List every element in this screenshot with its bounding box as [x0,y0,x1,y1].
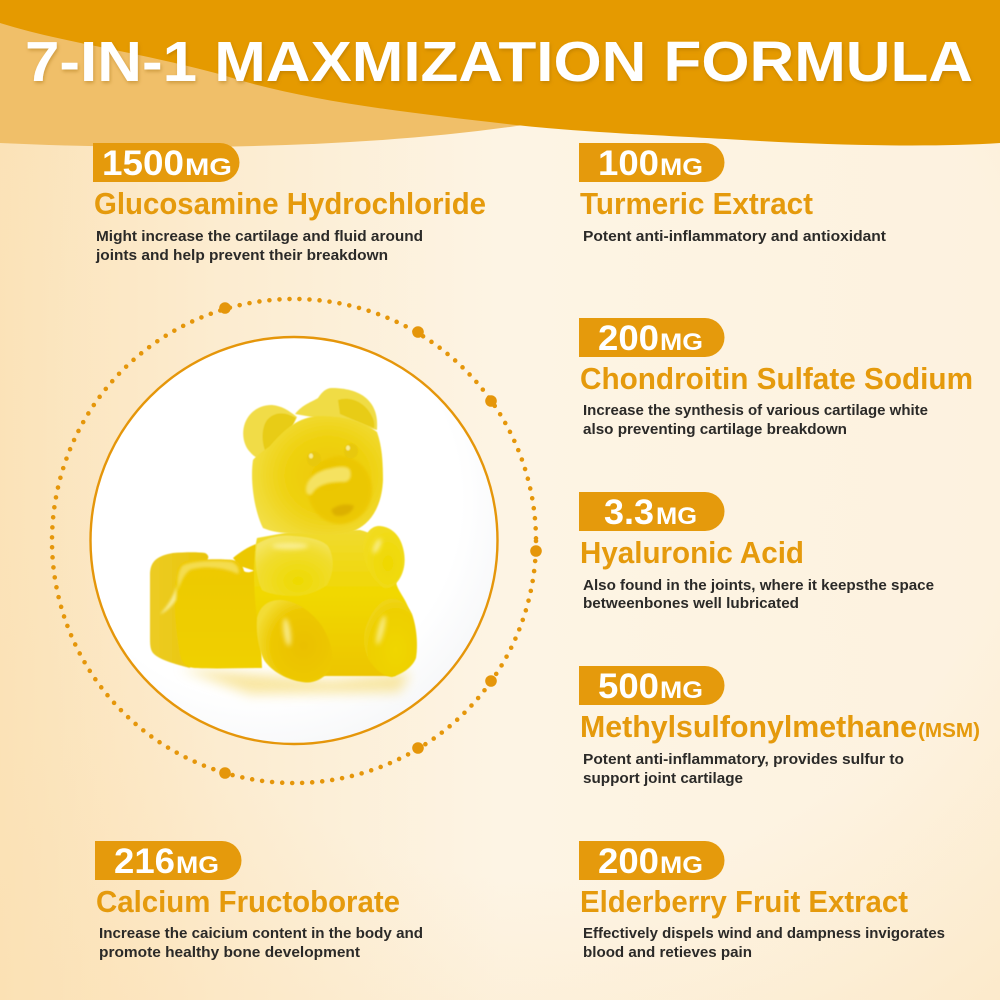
shadow under gummy [180,668,410,694]
ingredient: Methylsulfonylmethane: 500 [598,667,659,706]
ingredient: Turmeric Extract: Turmeric Extract [580,187,813,221]
bear arm left [256,536,333,596]
ingredient: Methylsulfonylmethane: (MSM) [918,720,980,742]
header banner [0,0,1000,147]
bear ears [243,388,377,460]
bear foot right [364,599,417,677]
bear arm right [363,526,405,588]
ingredient: Glucosamine Hydrochloride: Might increase the cartilage and fluid around [96,229,423,245]
bear body [254,530,412,676]
ingredient: Calcium Fructoborate: Calcium Fructoborate [96,885,400,919]
ingredient: Methylsulfonylmethane: support joint cartilage [583,771,743,787]
ingredient: Chondroitin Sulfate Sodium: 200 [598,319,659,358]
ingredient: Hyaluronic Acid: Also found in the joints, where it keepsthe space [583,578,934,594]
ingredient: Hyaluronic Acid: MG [656,503,697,530]
ingredient: Turmeric Extract: 100 [598,144,659,183]
bear muzzle [306,444,372,524]
ingredient: Methylsulfonylmethane: Methylsulfonylmethane [580,710,917,744]
ingredient: Elderberry Fruit Extract: Effectively dispels wind and dampness invigorates [583,926,945,942]
ingredient: Methylsulfonylmethane [579,666,980,787]
ingredient: Turmeric Extract: MG [660,154,703,181]
ingredient: Calcium Fructoborate: Increase the caicium content in the body and [99,926,423,942]
ingredient: Elderberry Fruit Extract: Elderberry Fruit Extract [580,885,908,919]
ingredient: Elderberry Fruit Extract: MG [660,852,703,879]
ingredient: Elderberry Fruit Extract: 200 [598,842,659,881]
icon: gummy bear with block [150,388,417,694]
ingredient: Glucosamine Hydrochloride [93,143,486,264]
ingredient: Hyaluronic Acid: betweenbones well lubricated [583,596,799,612]
ingredient: Glucosamine Hydrochloride: Glucosamine Hydrochloride [94,187,486,221]
ingredient: Hyaluronic Acid: Hyaluronic Acid [580,536,804,570]
ingredient: Glucosamine Hydrochloride: joints and help prevent their breakdown [95,248,388,264]
ingredient: Glucosamine Hydrochloride: MG [185,154,232,181]
ingredient: Calcium Fructoborate: promote healthy bone development [99,945,360,961]
ingredient: Calcium Fructoborate: 216 [114,842,175,881]
ingredient: Hyaluronic Acid: 3.3 [604,493,654,532]
ingredient: Calcium Fructoborate [95,841,423,961]
highlights [272,537,388,646]
ingredient: Methylsulfonylmethane: MG [660,677,703,704]
bear head [252,416,383,535]
bear foot left [257,600,332,683]
ingredient: Chondroitin Sulfate Sodium: also preventing cartilage breakdown [583,422,847,438]
ingredient: Chondroitin Sulfate Sodium [579,318,973,438]
ingredient: Turmeric Extract: Potent anti-inflammatory and antioxidant [583,229,886,245]
ingredient: Elderberry Fruit Extract: blood and retieves pain [583,945,752,961]
ingredient: Hyaluronic Acid [579,492,934,612]
ingredient: Chondroitin Sulfate Sodium: Chondroitin Sulfate Sodium [580,362,973,396]
dotted ring [52,299,542,783]
product disc [90,337,498,744]
ingredient: Chondroitin Sulfate Sodium: MG [660,329,703,356]
ingredient: Elderberry Fruit Extract [579,841,945,961]
ingredient: Calcium Fructoborate: MG [176,852,219,879]
ingredient: Methylsulfonylmethane: Potent anti-inflammatory, provides sulfur to [583,752,904,768]
ingredient: Chondroitin Sulfate Sodium: Increase the synthesis of various cartilage white [583,403,928,419]
gummy block [150,544,262,668]
ingredient: Glucosamine Hydrochloride: 1500 [102,144,184,183]
title: 7-IN-1 MAXMIZATION FORMULA [25,30,973,94]
ingredient: Turmeric Extract [579,143,886,245]
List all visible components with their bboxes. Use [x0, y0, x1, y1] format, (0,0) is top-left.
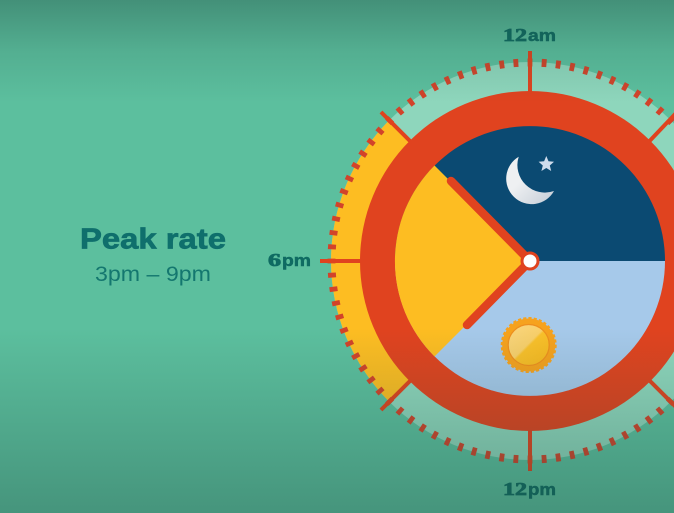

....

§ **WHAT YOU HAVE TO DO**
Retype every line of the listing above without any change, leaving out the pictures.

§ **ANSWER TO THE TASK**
List every element in this screenshot with its bounding box as [x0,y0,x1,y1].
shadow under gummy [180,668,410,694]
ingredient: Methylsulfonylmethane: 500 [598,667,659,706]
ingredient: Turmeric Extract: Turmeric Extract [580,187,813,221]
bear arm left [256,536,333,596]
ingredient: Methylsulfonylmethane: (MSM) [918,720,980,742]
header banner [0,0,1000,147]
bear ears [243,388,377,460]
bear foot right [364,599,417,677]
bear arm right [363,526,405,588]
ingredient: Glucosamine Hydrochloride: Might increase the cartilage and fluid around [96,229,423,245]
bear body [254,530,412,676]
ingredient: Calcium Fructoborate: Calcium Fructoborate [96,885,400,919]
ingredient: Methylsulfonylmethane: support joint cartilage [583,771,743,787]
ingredient: Chondroitin Sulfate Sodium: 200 [598,319,659,358]
ingredient: Hyaluronic Acid: Also found in the joints, where it keepsthe space [583,578,934,594]
ingredient: Hyaluronic Acid: MG [656,503,697,530]
ingredient: Turmeric Extract: 100 [598,144,659,183]
bear muzzle [306,444,372,524]
ingredient: Methylsulfonylmethane: Methylsulfonylmethane [580,710,917,744]
ingredient: Elderberry Fruit Extract: Effectively dispels wind and dampness invigorates [583,926,945,942]
ingredient: Methylsulfonylmethane [579,666,980,787]
ingredient: Turmeric Extract: MG [660,154,703,181]
ingredient: Calcium Fructoborate: Increase the caicium content in the body and [99,926,423,942]
ingredient: Elderberry Fruit Extract: Elderberry Fruit Extract [580,885,908,919]
ingredient: Elderberry Fruit Extract: MG [660,852,703,879]
ingredient: Elderberry Fruit Extract: 200 [598,842,659,881]
icon: gummy bear with block [150,388,417,694]
ingredient: Glucosamine Hydrochloride [93,143,486,264]
ingredient: Hyaluronic Acid: betweenbones well lubricated [583,596,799,612]
ingredient: Glucosamine Hydrochloride: Glucosamine Hydrochloride [94,187,486,221]
ingredient: Hyaluronic Acid: Hyaluronic Acid [580,536,804,570]
ingredient: Glucosamine Hydrochloride: joints and help prevent their breakdown [95,248,388,264]
ingredient: Glucosamine Hydrochloride: MG [185,154,232,181]
ingredient: Calcium Fructoborate: promote healthy bone development [99,945,360,961]
ingredient: Calcium Fructoborate: 216 [114,842,175,881]
ingredient: Hyaluronic Acid: 3.3 [604,493,654,532]
ingredient: Calcium Fructoborate [95,841,423,961]
highlights [272,537,388,646]
ingredient: Methylsulfonylmethane: MG [660,677,703,704]
bear head [252,416,383,535]
bear foot left [257,600,332,683]
ingredient: Chondroitin Sulfate Sodium: also preventing cartilage breakdown [583,422,847,438]
ingredient: Chondroitin Sulfate Sodium [579,318,973,438]
ingredient: Turmeric Extract: Potent anti-inflammatory and antioxidant [583,229,886,245]
ingredient: Elderberry Fruit Extract: blood and retieves pain [583,945,752,961]
ingredient: Hyaluronic Acid [579,492,934,612]
ingredient: Chondroitin Sulfate Sodium: Chondroitin Sulfate Sodium [580,362,973,396]
dotted ring [52,299,542,783]
product disc [90,337,498,744]
ingredient: Chondroitin Sulfate Sodium: MG [660,329,703,356]
ingredient: Elderberry Fruit Extract [579,841,945,961]
ingredient: Calcium Fructoborate: MG [176,852,219,879]
ingredient: Methylsulfonylmethane: Potent anti-inflammatory, provides sulfur to [583,752,904,768]
ingredient: Chondroitin Sulfate Sodium: Increase the synthesis of various cartilage white [583,403,928,419]
gummy block [150,544,262,668]
ingredient: Glucosamine Hydrochloride: 1500 [102,144,184,183]
title: 7-IN-1 MAXMIZATION FORMULA [25,30,973,94]
ingredient: Turmeric Extract [579,143,886,245]
List all visible components with their bboxes. Use [x0, y0, x1, y1] format, (0,0) is top-left.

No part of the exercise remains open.